Stored data entries:
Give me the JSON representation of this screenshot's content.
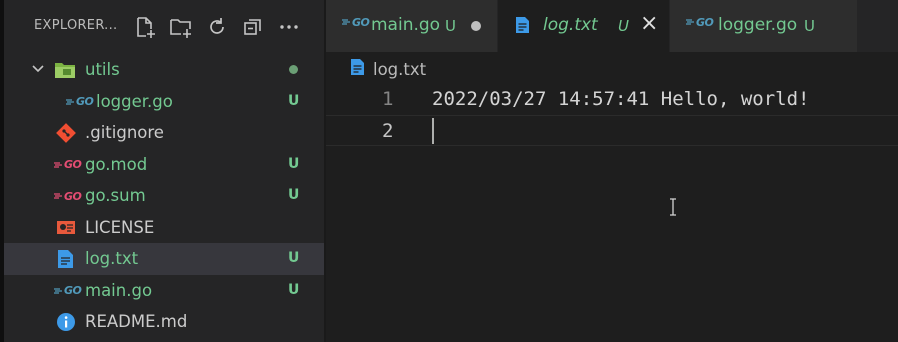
{
  "explorer": {
    "title": "EXPLORER...",
    "actions": [
      "new-file-icon",
      "new-folder-icon",
      "refresh-icon",
      "collapse-all-icon",
      "more-icon"
    ]
  },
  "tree": [
    {
      "name": "utils",
      "type": "folder",
      "status": "dot"
    },
    {
      "name": "logger.go",
      "type": "go",
      "status": "U"
    },
    {
      "name": ".gitignore",
      "type": "git",
      "status": ""
    },
    {
      "name": "go.mod",
      "type": "gomod",
      "status": "U"
    },
    {
      "name": "go.sum",
      "type": "gomod",
      "status": "U"
    },
    {
      "name": "LICENSE",
      "type": "license",
      "status": ""
    },
    {
      "name": "log.txt",
      "type": "txt",
      "status": "U"
    },
    {
      "name": "main.go",
      "type": "go",
      "status": "U"
    },
    {
      "name": "README.md",
      "type": "info",
      "status": ""
    }
  ],
  "go_glyph": "GO",
  "tabs": [
    {
      "label": "main.go",
      "badge": "U",
      "state": "modified"
    },
    {
      "label": "log.txt",
      "badge": "U",
      "state": "active"
    },
    {
      "label": "logger.go",
      "badge": "U",
      "state": "normal"
    }
  ],
  "close_glyph": "×",
  "breadcrumb": {
    "file": "log.txt"
  },
  "editor": {
    "lines": [
      {
        "number": "1",
        "text": "2022/03/27 14:57:41 Hello, world!"
      },
      {
        "number": "2",
        "text": ""
      }
    ],
    "current_line": 2
  },
  "colors": {
    "untracked": "#73c991",
    "go": "#519aba",
    "gomod": "#e44d73",
    "git": "#f14e32",
    "license": "#e8593c",
    "txt": "#3d9ae8",
    "folder": "#8bc34a"
  }
}
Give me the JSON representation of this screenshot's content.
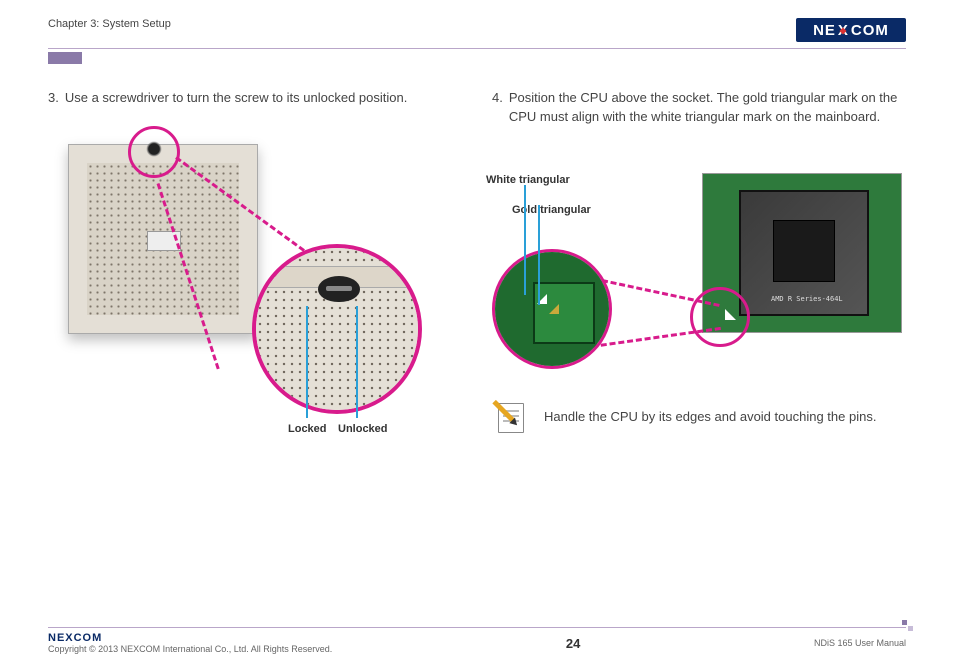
{
  "header": {
    "chapter": "Chapter 3: System Setup",
    "logo_pre": "NE",
    "logo_x": "X",
    "logo_post": "COM"
  },
  "left": {
    "step_num": "3.",
    "step_text": "Use a screwdriver to turn the screw to its unlocked position.",
    "label_locked": "Locked",
    "label_unlocked": "Unlocked"
  },
  "right": {
    "step_num": "4.",
    "step_text": "Position the CPU above the socket. The gold triangular mark on the CPU must align with the white triangular mark on the mainboard.",
    "label_white": "White triangular",
    "label_gold": "Gold triangular",
    "cpu_text": "AMD R Series-464L",
    "note_text": "Handle the CPU by its edges and avoid touching the pins."
  },
  "footer": {
    "logo": "NEXCOM",
    "copyright": "Copyright © 2013 NEXCOM International Co., Ltd. All Rights Reserved.",
    "page": "24",
    "doc": "NDiS 165 User Manual"
  }
}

*Job*. Transcribe the records above exactly, leaving out every picture.

*Answer to this exercise*.
Give me the JSON representation of this screenshot's content.
{
  "explorer": {
    "title": "EXPLORER...",
    "actions": [
      "new-file-icon",
      "new-folder-icon",
      "refresh-icon",
      "collapse-all-icon",
      "more-icon"
    ]
  },
  "tree": [
    {
      "name": "utils",
      "type": "folder",
      "status": "dot"
    },
    {
      "name": "logger.go",
      "type": "go",
      "status": "U"
    },
    {
      "name": ".gitignore",
      "type": "git",
      "status": ""
    },
    {
      "name": "go.mod",
      "type": "gomod",
      "status": "U"
    },
    {
      "name": "go.sum",
      "type": "gomod",
      "status": "U"
    },
    {
      "name": "LICENSE",
      "type": "license",
      "status": ""
    },
    {
      "name": "log.txt",
      "type": "txt",
      "status": "U"
    },
    {
      "name": "main.go",
      "type": "go",
      "status": "U"
    },
    {
      "name": "README.md",
      "type": "info",
      "status": ""
    }
  ],
  "go_glyph": "GO",
  "tabs": [
    {
      "label": "main.go",
      "badge": "U",
      "state": "modified"
    },
    {
      "label": "log.txt",
      "badge": "U",
      "state": "active"
    },
    {
      "label": "logger.go",
      "badge": "U",
      "state": "normal"
    }
  ],
  "close_glyph": "×",
  "breadcrumb": {
    "file": "log.txt"
  },
  "editor": {
    "lines": [
      {
        "number": "1",
        "text": "2022/03/27 14:57:41 Hello, world!"
      },
      {
        "number": "2",
        "text": ""
      }
    ],
    "current_line": 2
  },
  "colors": {
    "untracked": "#73c991",
    "go": "#519aba",
    "gomod": "#e44d73",
    "git": "#f14e32",
    "license": "#e8593c",
    "txt": "#3d9ae8",
    "folder": "#8bc34a"
  }
}
Give me the JSON representation of this screenshot's content.
{
  "header": {
    "chapter": "Chapter 3: System Setup",
    "logo_pre": "NE",
    "logo_x": "X",
    "logo_post": "COM"
  },
  "left": {
    "step_num": "3.",
    "step_text": "Use a screwdriver to turn the screw to its unlocked position.",
    "label_locked": "Locked",
    "label_unlocked": "Unlocked"
  },
  "right": {
    "step_num": "4.",
    "step_text": "Position the CPU above the socket. The gold triangular mark on the CPU must align with the white triangular mark on the mainboard.",
    "label_white": "White triangular",
    "label_gold": "Gold triangular",
    "cpu_text": "AMD R Series-464L",
    "note_text": "Handle the CPU by its edges and avoid touching the pins."
  },
  "footer": {
    "logo": "NEXCOM",
    "copyright": "Copyright © 2013 NEXCOM International Co., Ltd. All Rights Reserved.",
    "page": "24",
    "doc": "NDiS 165 User Manual"
  }
}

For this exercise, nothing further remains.